● Task statement
All material below is to be reproduced exactly.

━━━━━ Entries

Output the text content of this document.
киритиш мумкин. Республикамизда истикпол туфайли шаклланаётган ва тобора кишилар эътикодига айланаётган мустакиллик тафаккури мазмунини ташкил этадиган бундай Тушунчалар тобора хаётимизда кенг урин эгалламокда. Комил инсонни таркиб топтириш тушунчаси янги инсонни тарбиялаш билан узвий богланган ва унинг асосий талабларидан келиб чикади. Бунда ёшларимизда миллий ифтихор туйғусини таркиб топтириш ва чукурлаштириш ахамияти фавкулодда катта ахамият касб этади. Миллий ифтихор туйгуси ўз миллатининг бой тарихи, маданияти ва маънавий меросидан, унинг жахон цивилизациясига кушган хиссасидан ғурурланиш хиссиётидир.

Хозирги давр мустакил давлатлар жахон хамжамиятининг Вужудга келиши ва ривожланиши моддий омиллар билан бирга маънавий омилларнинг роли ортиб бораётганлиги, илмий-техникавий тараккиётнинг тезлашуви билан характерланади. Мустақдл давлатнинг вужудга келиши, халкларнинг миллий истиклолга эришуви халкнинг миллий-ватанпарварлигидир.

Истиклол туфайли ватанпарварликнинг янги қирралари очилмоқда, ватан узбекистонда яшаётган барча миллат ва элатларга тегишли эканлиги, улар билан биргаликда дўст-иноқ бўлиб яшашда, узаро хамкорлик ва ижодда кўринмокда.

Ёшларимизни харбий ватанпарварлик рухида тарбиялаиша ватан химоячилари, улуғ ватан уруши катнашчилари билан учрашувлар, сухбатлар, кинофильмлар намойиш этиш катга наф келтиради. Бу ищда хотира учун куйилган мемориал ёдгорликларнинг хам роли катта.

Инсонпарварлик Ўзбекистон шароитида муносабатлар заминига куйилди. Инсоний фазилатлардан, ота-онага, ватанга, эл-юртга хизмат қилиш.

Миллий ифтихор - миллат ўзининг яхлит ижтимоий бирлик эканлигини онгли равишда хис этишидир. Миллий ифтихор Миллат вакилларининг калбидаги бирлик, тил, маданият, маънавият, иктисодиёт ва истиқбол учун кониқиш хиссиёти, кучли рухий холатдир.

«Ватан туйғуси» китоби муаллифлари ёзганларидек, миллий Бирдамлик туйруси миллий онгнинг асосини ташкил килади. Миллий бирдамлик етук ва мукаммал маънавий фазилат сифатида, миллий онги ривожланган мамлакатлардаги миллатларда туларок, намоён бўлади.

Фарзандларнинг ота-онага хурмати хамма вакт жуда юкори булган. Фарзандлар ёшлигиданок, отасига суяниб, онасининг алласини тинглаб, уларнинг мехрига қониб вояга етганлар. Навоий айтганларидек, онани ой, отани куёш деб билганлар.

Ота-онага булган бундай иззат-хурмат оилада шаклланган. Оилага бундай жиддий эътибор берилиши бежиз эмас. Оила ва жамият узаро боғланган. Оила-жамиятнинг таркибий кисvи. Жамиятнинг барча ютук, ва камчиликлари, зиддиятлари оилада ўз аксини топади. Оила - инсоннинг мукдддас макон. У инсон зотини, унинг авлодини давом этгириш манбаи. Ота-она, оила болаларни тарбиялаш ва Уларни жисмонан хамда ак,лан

━━━━━━━━━━

● Finished answer
Output the text content of this document.
киритиш мумкин. Республикамизда истикпол туфайли шаклланаётган ва тобора кишилар эътикодига айланаётган мустакиллик тафаккури мазмунини ташкил этадиган бундай Тушунчалар тобора хаётимизда кенг урин эгалламокда. Комил инсонни таркиб топтириш тушунчаси янги инсонни тарбиялаш билан узвий богланган ва унинг асосий талабларидан келиб чикади. Бунда ёшларимизда миллий ифтихор туйғусини таркиб топтириш ва чукурлаштириш ахамияти фавкулодда катта ахамият касб этади. Миллий ифтихор туйгуси ўз миллатининг бой тарихи, маданияти ва маънавий меросидан, унинг жахон цивилизациясига кушган хиссасидан ғурурланиш хиссиётидир.

Хозирги давр мустакил давлатлар жахон хамжамиятининг Вужудга келиши ва ривожланиши моддий омиллар билан бирга маънавий омилларнинг роли ортиб бораётганлиги, илмий-техникавий тараккиётнинг тезлашуви билан характерланади. Мустақдл давлатнинг вужудга келиши, халкларнинг миллий истиклолга эришуви халкнинг миллий-ватанпарварлигидир.

Истиклол туфайли ватанпарварликнинг янги қирралари очилмоқда, ватан узбекистонда яшаётган барча миллат ва элатларга тегишли эканлиги, улар билан биргаликда дўст-иноқ бўлиб яшашда, узаро хамкорлик ва ижодда кўринмокда.

Ёшларимизни харбий ватанпарварлик рухида тарбиялаиша ватан химоячилари, улуғ ватан уруши катнашчилари билан учрашувлар, сухбатлар, кинофильмлар намойиш этиш катга наф келтиради. Бу ищда хотира учун куйилган мемориал ёдгорликларнинг хам роли катта.

Инсонпарварлик Ўзбекистон шароитида муносабатлар заминига куйилди. Инсоний фазилатлардан, ота-онага, ватанга, эл-юртга хизмат қилиш.

Миллий ифтихор - миллат ўзининг яхлит ижтимоий бирлик эканлигини онгли равишда хис этишидир. Миллий ифтихор Миллат вакилларининг калбидаги бирлик, тил, маданият, маънавият, иктисодиёт ва истиқбол учун кониқиш хиссиёти, кучли рухий холатдир.

«Ватан туйғуси» китоби муаллифлари ёзганларидек, миллий Бирдамлик туйруси миллий онгнинг асосини ташкил килади. Миллий бирдамлик етук ва мукаммал маънавий фазилат сифатида, миллий онги ривожланган мамлакатлардаги миллатларда туларок, намоён бўлади.

Фарзандларнинг ота-онага хурмати хамма вакт жуда юкори булган. Фарзандлар ёшлигиданок, отасига суяниб, онасининг алласини тинглаб, уларнинг мехрига қониб вояга етганлар. Навоий айтганларидек, онани ой, отани куёш деб билганлар.

Ота-онага булган бундай иззат-хурмат оилада шаклланган. Оилага бундай жиддий эътибор берилиши бежиз эмас. Оила ва жамият узаро боғланган. Оила-жамиятнинг таркибий кисvи. Жамиятнинг барча ютук, ва камчиликлари, зиддиятлари оилада ўз аксини топади. Оила - инсоннинг мукдддас макон. У инсон зотини, унинг авлодини давом этгириш манбаи. Ота-она, оила болаларни тарбиялаш ва Уларни жисмонан хамда ак,лан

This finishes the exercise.